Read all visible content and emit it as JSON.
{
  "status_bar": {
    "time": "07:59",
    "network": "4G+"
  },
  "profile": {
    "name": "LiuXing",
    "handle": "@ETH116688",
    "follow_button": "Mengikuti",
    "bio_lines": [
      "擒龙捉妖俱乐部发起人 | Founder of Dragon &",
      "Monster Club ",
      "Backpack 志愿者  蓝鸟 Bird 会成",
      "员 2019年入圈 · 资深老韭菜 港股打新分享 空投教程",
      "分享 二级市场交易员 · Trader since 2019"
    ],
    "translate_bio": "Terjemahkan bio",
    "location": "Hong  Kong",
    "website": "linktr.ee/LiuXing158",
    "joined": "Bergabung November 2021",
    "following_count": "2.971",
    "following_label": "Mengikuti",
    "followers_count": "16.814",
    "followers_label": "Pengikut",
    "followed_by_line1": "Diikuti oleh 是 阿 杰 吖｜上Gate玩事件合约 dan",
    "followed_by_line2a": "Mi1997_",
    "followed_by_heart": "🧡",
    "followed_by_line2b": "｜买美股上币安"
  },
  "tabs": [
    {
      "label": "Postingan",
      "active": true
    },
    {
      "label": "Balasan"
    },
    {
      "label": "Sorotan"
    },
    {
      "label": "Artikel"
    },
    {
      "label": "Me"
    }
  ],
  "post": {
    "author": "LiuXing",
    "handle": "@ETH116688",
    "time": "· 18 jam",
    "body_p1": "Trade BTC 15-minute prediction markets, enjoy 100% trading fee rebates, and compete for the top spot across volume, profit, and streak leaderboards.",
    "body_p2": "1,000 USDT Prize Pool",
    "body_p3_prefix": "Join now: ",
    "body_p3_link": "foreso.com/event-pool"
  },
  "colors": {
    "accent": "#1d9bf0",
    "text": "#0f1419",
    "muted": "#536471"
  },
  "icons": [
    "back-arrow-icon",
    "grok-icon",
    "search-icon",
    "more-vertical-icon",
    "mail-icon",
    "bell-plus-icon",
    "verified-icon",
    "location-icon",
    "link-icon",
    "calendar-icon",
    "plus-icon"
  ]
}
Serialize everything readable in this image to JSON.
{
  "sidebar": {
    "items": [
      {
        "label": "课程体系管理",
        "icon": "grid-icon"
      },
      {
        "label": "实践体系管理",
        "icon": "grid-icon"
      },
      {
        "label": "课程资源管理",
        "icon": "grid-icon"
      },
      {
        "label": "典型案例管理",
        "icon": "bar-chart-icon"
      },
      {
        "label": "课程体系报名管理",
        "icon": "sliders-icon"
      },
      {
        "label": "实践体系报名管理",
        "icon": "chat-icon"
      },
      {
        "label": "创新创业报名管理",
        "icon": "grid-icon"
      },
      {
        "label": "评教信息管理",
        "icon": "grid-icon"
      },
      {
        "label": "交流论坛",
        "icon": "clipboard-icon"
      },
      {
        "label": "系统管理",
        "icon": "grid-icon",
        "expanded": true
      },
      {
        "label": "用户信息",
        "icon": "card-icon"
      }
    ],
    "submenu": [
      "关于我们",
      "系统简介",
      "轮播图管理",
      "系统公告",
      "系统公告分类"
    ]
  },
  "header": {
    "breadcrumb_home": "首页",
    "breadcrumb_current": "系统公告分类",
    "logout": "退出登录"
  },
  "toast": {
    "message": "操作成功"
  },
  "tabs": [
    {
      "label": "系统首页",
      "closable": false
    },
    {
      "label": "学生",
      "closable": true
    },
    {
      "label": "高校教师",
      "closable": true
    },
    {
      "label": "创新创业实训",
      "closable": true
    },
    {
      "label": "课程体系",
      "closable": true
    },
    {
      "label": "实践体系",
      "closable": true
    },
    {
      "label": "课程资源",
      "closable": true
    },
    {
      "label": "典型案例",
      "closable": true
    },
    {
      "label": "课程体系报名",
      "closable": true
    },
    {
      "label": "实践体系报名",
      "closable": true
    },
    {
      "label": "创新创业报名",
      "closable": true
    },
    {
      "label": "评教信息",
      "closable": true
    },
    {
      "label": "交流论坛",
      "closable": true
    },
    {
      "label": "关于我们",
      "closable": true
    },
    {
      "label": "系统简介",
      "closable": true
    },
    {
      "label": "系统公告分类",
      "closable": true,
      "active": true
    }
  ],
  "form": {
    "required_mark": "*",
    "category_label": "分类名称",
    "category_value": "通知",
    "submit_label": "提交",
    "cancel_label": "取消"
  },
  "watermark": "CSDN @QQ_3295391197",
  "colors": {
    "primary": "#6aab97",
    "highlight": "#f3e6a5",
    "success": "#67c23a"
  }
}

# TASK INSTRUCTIONS
Reproduce each line of the entries in which the word "JSON" is found.

# COMPLETE RESPONSE
Read all visible content and emit it as JSON.
Serialize everything readable in this image to JSON.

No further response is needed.